The exercise: Gather each line in the entries that includes the string "minmax".

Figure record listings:
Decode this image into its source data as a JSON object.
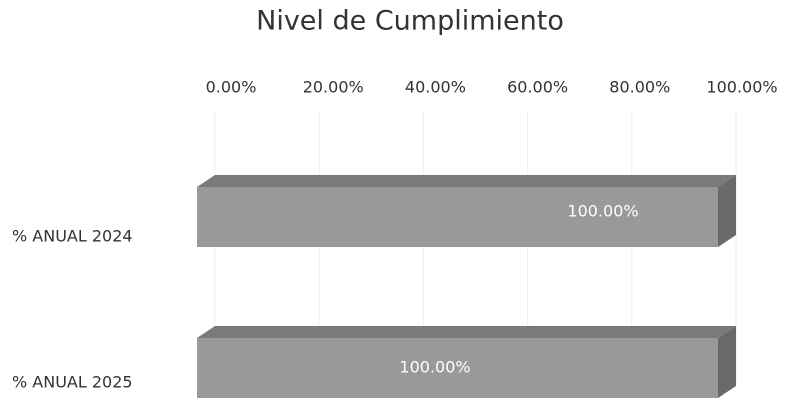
{
  "chart_data": {
    "type": "bar",
    "orientation": "horizontal",
    "title": "Nivel de Cumplimiento",
    "categories": [
      "% ANUAL 2024",
      "% ANUAL 2025"
    ],
    "values": [
      100,
      100
    ],
    "value_labels": [
      "100.00%",
      "100.00%"
    ],
    "color": "#999999",
    "xlim": [
      0,
      100
    ],
    "xticks": [
      {
        "value": 0,
        "label": "0.00%"
      },
      {
        "value": 20,
        "label": "20.00%"
      },
      {
        "value": 40,
        "label": "40.00%"
      },
      {
        "value": 60,
        "label": "60.00%"
      },
      {
        "value": 80,
        "label": "80.00%"
      },
      {
        "value": 100,
        "label": "100.00%"
      }
    ],
    "grid": true
  }
}
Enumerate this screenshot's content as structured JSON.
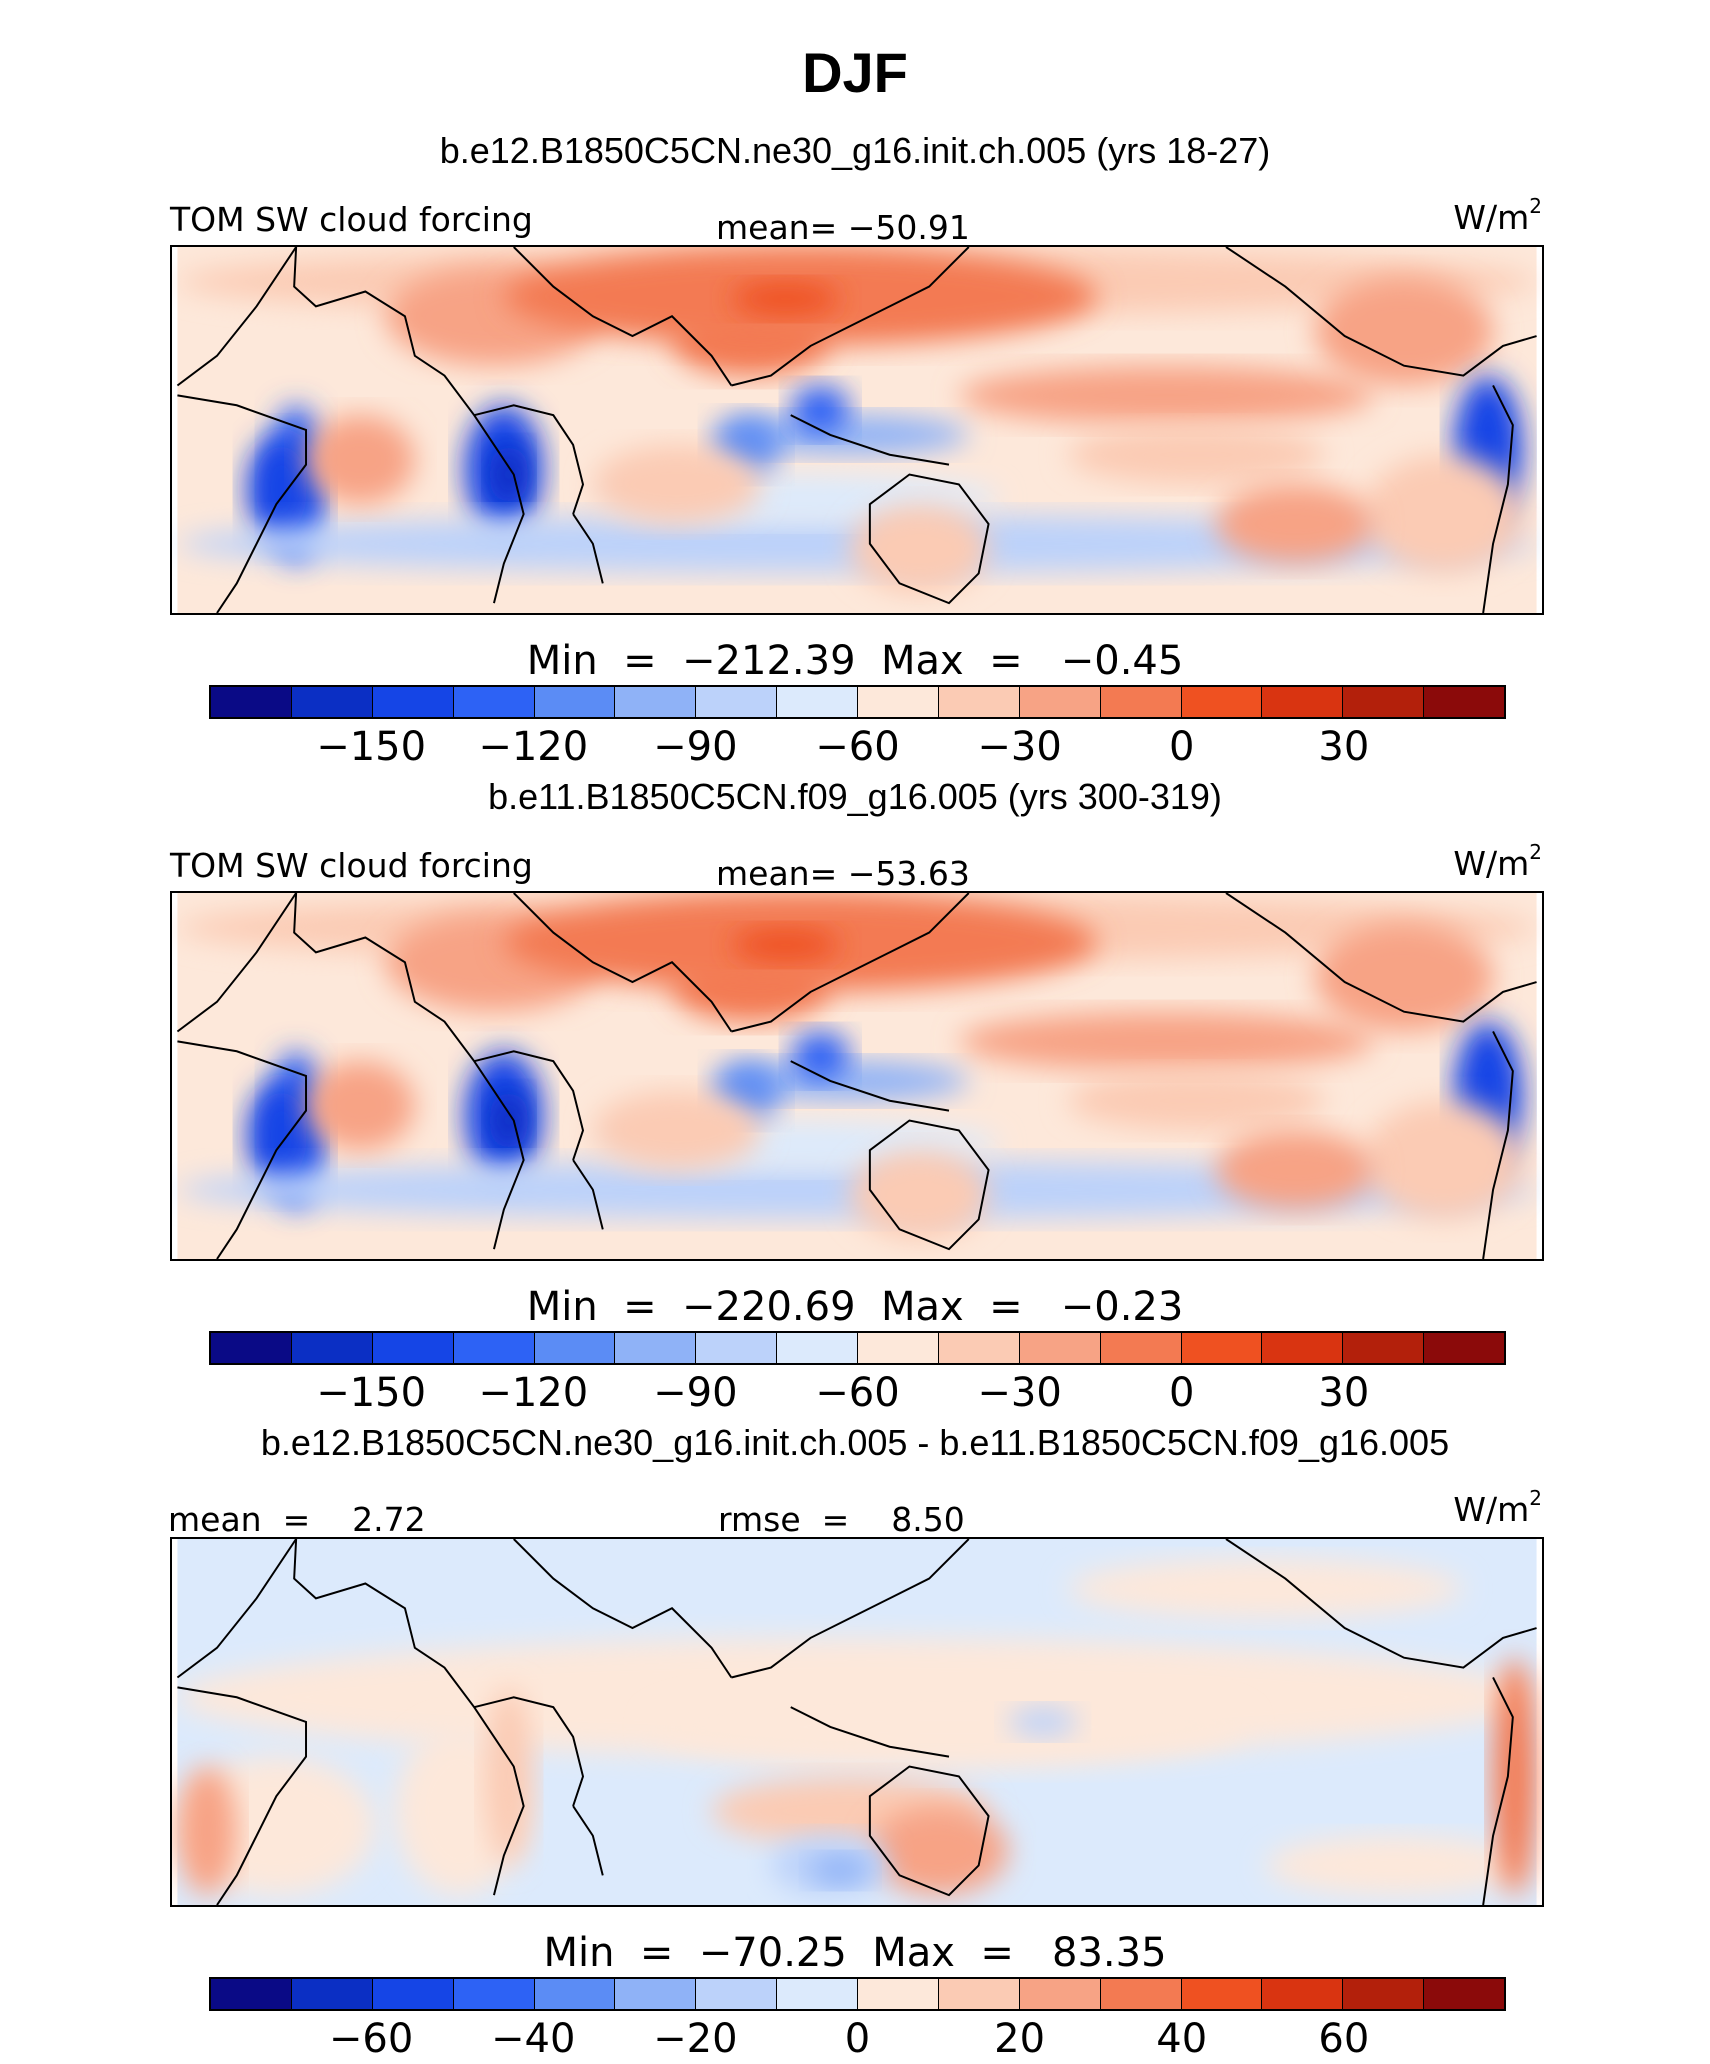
{
  "title": "DJF",
  "panels": [
    {
      "case": "b.e12.B1850C5CN.ne30_g16.init.ch.005 (yrs 18-27)",
      "left_label": "TOM SW cloud forcing",
      "center_label": "mean= −50.91",
      "units": "W/m",
      "units_sup": "2",
      "minmax": "Min  =  −212.39  Max  =   −0.45",
      "colorbar_ticks": [
        "−150",
        "−120",
        "−90",
        "−60",
        "−30",
        "0",
        "30"
      ]
    },
    {
      "case": "b.e11.B1850C5CN.f09_g16.005 (yrs 300-319)",
      "left_label": "TOM SW cloud forcing",
      "center_label": "mean= −53.63",
      "units": "W/m",
      "units_sup": "2",
      "minmax": "Min  =  −220.69  Max  =   −0.23",
      "colorbar_ticks": [
        "−150",
        "−120",
        "−90",
        "−60",
        "−30",
        "0",
        "30"
      ]
    },
    {
      "case": "b.e12.B1850C5CN.ne30_g16.init.ch.005 - b.e11.B1850C5CN.f09_g16.005",
      "left_label": "mean  =    2.72",
      "center_label": "rmse  =    8.50",
      "units": "W/m",
      "units_sup": "2",
      "minmax": "Min  =  −70.25  Max  =   83.35",
      "colorbar_ticks": [
        "−60",
        "−40",
        "−20",
        "0",
        "20",
        "40",
        "60"
      ]
    }
  ],
  "colorbar_colors": [
    "#0a0a86",
    "#0b2fc4",
    "#1545e6",
    "#2d62f5",
    "#5b8cf5",
    "#8fb2f7",
    "#bcd2fa",
    "#dceafc",
    "#fde8da",
    "#fbcbb4",
    "#f7a385",
    "#f37a52",
    "#ef5121",
    "#d93411",
    "#b3200b",
    "#8b0a0a"
  ]
}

Correct result:
      "minmax": "Min  =  −212.39  Max  =   −0.45",
      "minmax": "Min  =  −220.69  Max  =   −0.23",
      "minmax": "Min  =  −70.25  Max  =   83.35",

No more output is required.